## Begin

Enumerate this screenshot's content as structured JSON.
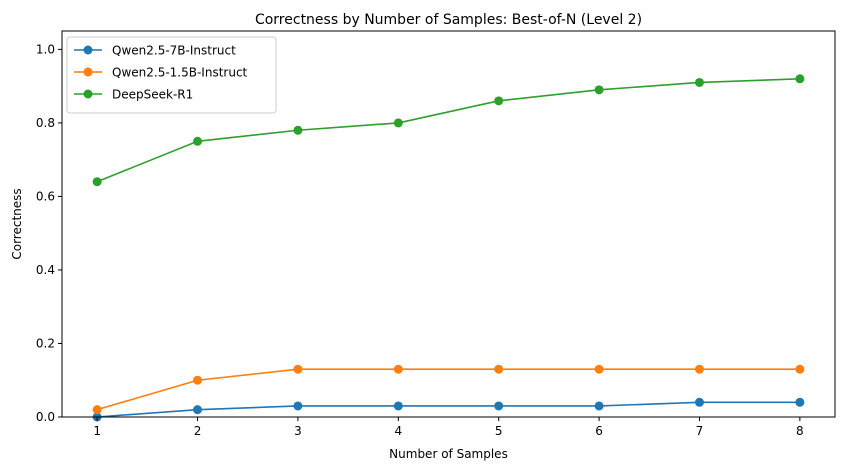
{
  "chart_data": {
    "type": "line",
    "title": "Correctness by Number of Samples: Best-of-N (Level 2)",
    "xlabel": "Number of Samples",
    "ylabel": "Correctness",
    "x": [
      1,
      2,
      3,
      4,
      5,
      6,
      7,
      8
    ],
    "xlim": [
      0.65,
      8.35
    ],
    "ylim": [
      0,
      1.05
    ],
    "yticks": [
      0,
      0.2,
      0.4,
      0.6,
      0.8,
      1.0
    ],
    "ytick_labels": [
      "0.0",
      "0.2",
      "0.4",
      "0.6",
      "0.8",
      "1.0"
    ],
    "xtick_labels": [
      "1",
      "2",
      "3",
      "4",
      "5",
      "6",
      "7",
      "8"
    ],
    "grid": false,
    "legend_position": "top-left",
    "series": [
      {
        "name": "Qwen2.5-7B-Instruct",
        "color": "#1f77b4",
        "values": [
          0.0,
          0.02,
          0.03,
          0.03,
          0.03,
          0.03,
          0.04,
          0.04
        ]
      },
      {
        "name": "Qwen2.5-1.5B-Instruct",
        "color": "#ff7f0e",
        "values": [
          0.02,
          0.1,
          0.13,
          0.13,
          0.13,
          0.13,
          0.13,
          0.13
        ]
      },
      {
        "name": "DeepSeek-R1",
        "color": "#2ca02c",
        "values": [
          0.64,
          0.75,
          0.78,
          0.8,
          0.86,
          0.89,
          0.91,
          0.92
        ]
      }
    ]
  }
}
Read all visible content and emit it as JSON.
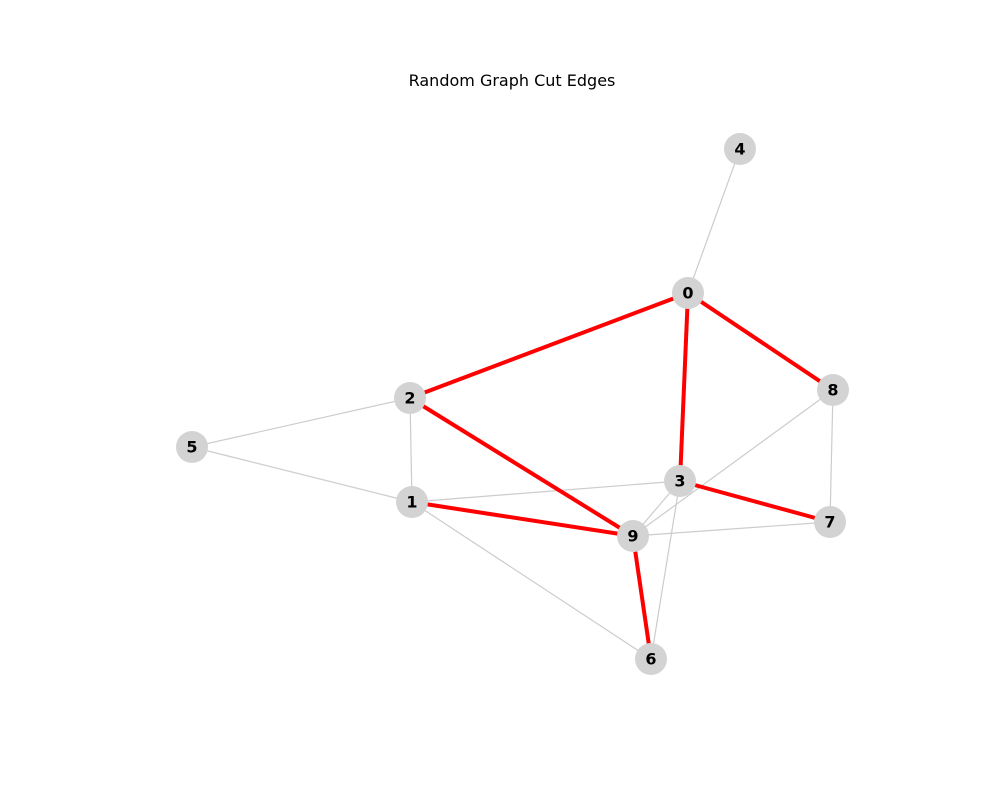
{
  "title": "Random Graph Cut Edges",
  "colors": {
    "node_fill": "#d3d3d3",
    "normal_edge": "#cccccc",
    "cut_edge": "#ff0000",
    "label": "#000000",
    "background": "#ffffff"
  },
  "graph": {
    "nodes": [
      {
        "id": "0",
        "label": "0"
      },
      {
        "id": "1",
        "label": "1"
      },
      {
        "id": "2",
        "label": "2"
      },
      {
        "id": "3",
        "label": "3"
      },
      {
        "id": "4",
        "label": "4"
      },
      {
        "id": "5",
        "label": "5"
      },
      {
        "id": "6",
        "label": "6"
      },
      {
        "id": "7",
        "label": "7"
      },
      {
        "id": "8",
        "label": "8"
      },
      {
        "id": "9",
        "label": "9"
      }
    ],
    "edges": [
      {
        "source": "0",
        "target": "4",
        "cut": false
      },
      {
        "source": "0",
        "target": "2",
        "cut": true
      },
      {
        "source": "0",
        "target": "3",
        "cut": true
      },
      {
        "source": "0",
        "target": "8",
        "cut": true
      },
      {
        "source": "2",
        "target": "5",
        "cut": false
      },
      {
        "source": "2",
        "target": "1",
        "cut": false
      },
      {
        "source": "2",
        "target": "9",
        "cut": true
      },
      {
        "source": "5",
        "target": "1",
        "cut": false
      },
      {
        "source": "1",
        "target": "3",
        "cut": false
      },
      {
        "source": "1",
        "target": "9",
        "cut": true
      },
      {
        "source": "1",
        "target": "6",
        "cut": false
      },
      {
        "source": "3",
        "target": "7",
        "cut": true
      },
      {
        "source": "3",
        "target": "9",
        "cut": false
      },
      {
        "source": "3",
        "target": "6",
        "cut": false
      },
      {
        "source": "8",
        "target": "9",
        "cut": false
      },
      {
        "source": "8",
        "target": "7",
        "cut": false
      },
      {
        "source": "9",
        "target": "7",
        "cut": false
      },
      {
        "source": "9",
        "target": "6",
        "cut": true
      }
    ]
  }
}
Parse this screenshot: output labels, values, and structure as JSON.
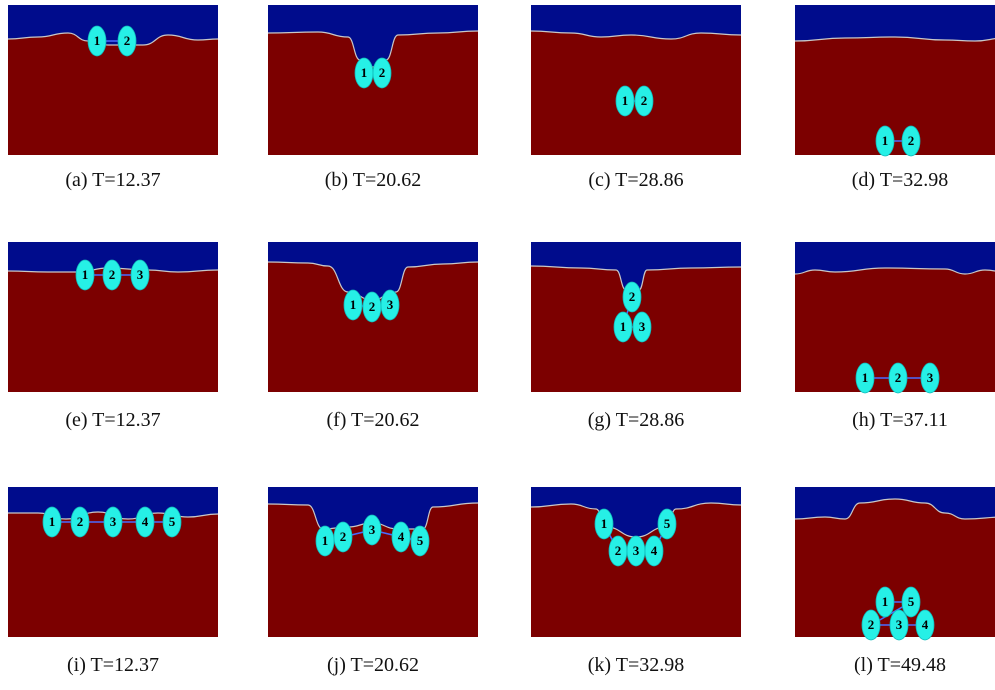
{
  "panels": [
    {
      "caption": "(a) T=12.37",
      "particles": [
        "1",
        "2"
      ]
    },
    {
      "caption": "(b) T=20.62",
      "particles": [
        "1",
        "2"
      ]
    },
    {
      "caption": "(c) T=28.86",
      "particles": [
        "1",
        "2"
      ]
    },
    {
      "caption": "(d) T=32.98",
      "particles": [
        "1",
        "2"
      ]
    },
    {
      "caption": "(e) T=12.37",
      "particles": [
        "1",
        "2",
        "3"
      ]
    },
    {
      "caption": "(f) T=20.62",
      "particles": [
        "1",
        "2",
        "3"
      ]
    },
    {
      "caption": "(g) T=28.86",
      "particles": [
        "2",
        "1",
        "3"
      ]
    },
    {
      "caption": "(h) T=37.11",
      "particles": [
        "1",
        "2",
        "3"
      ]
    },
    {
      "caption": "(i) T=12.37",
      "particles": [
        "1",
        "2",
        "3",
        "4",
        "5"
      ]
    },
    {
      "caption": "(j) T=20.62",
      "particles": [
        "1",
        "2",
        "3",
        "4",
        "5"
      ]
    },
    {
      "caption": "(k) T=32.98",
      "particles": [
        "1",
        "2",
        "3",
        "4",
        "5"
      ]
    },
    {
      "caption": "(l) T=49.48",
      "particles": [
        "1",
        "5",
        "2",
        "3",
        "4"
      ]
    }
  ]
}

## End

Take only the line containing "Parse this screenshot: output" and every line after it to the end of the entries, and copy them exactly, pictures excluded.

Parse this screenshot: output labels, values, and structure as JSON.
{
  "panels": [
    {
      "caption": "(a) T=12.37",
      "particles": [
        "1",
        "2"
      ]
    },
    {
      "caption": "(b) T=20.62",
      "particles": [
        "1",
        "2"
      ]
    },
    {
      "caption": "(c) T=28.86",
      "particles": [
        "1",
        "2"
      ]
    },
    {
      "caption": "(d) T=32.98",
      "particles": [
        "1",
        "2"
      ]
    },
    {
      "caption": "(e) T=12.37",
      "particles": [
        "1",
        "2",
        "3"
      ]
    },
    {
      "caption": "(f) T=20.62",
      "particles": [
        "1",
        "2",
        "3"
      ]
    },
    {
      "caption": "(g) T=28.86",
      "particles": [
        "2",
        "1",
        "3"
      ]
    },
    {
      "caption": "(h) T=37.11",
      "particles": [
        "1",
        "2",
        "3"
      ]
    },
    {
      "caption": "(i) T=12.37",
      "particles": [
        "1",
        "2",
        "3",
        "4",
        "5"
      ]
    },
    {
      "caption": "(j) T=20.62",
      "particles": [
        "1",
        "2",
        "3",
        "4",
        "5"
      ]
    },
    {
      "caption": "(k) T=32.98",
      "particles": [
        "1",
        "2",
        "3",
        "4",
        "5"
      ]
    },
    {
      "caption": "(l) T=49.48",
      "particles": [
        "1",
        "5",
        "2",
        "3",
        "4"
      ]
    }
  ]
}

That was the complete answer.